Exercise details :: Reproduce all the lines exactly as they stand, apart from the pictures.

Information supplied ::

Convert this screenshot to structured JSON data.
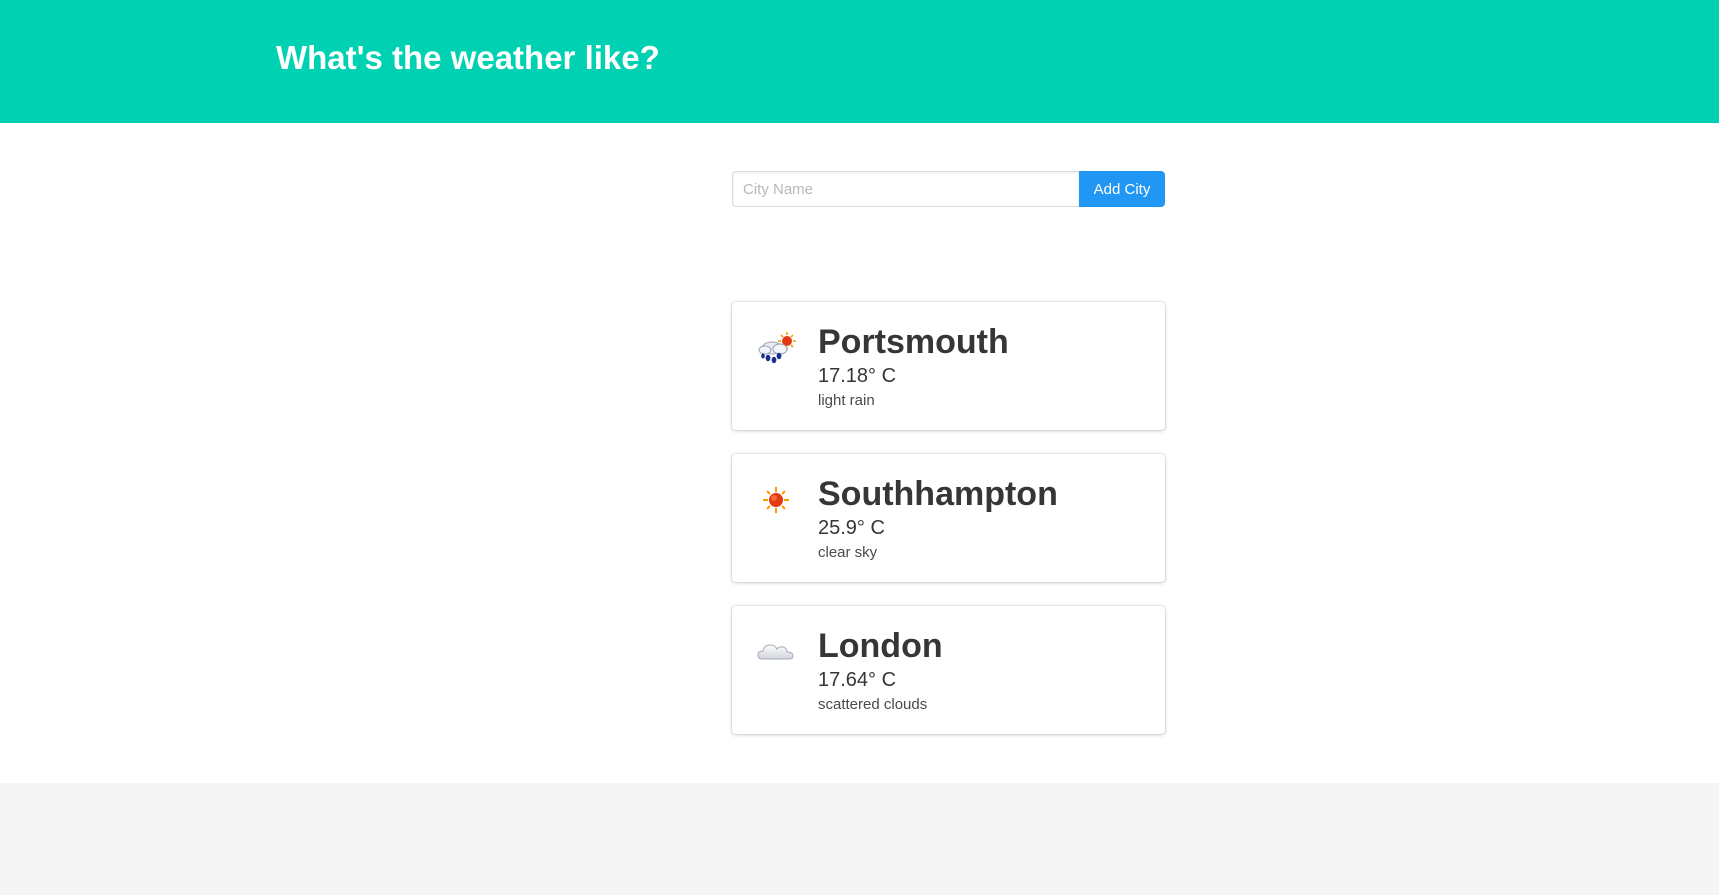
{
  "hero": {
    "title": "What's the weather like?"
  },
  "search": {
    "placeholder": "City Name",
    "value": "",
    "button_label": "Add City"
  },
  "colors": {
    "hero_bg": "#00d1b2",
    "button_bg": "#2196f3",
    "footer_bg": "#f5f5f5"
  },
  "cities": [
    {
      "name": "Portsmouth",
      "temperature": "17.18° C",
      "description": "light rain",
      "icon": "light-rain-sun-icon"
    },
    {
      "name": "Southhampton",
      "temperature": "25.9° C",
      "description": "clear sky",
      "icon": "sun-icon"
    },
    {
      "name": "London",
      "temperature": "17.64° C",
      "description": "scattered clouds",
      "icon": "cloud-icon"
    }
  ]
}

Response ::
Convert this screenshot to structured JSON data.
{
  "hero": {
    "title": "What's the weather like?"
  },
  "search": {
    "placeholder": "City Name",
    "value": "",
    "button_label": "Add City"
  },
  "colors": {
    "hero_bg": "#00d1b2",
    "button_bg": "#2196f3",
    "footer_bg": "#f5f5f5"
  },
  "cities": [
    {
      "name": "Portsmouth",
      "temperature": "17.18° C",
      "description": "light rain",
      "icon": "light-rain-sun-icon"
    },
    {
      "name": "Southhampton",
      "temperature": "25.9° C",
      "description": "clear sky",
      "icon": "sun-icon"
    },
    {
      "name": "London",
      "temperature": "17.64° C",
      "description": "scattered clouds",
      "icon": "cloud-icon"
    }
  ]
}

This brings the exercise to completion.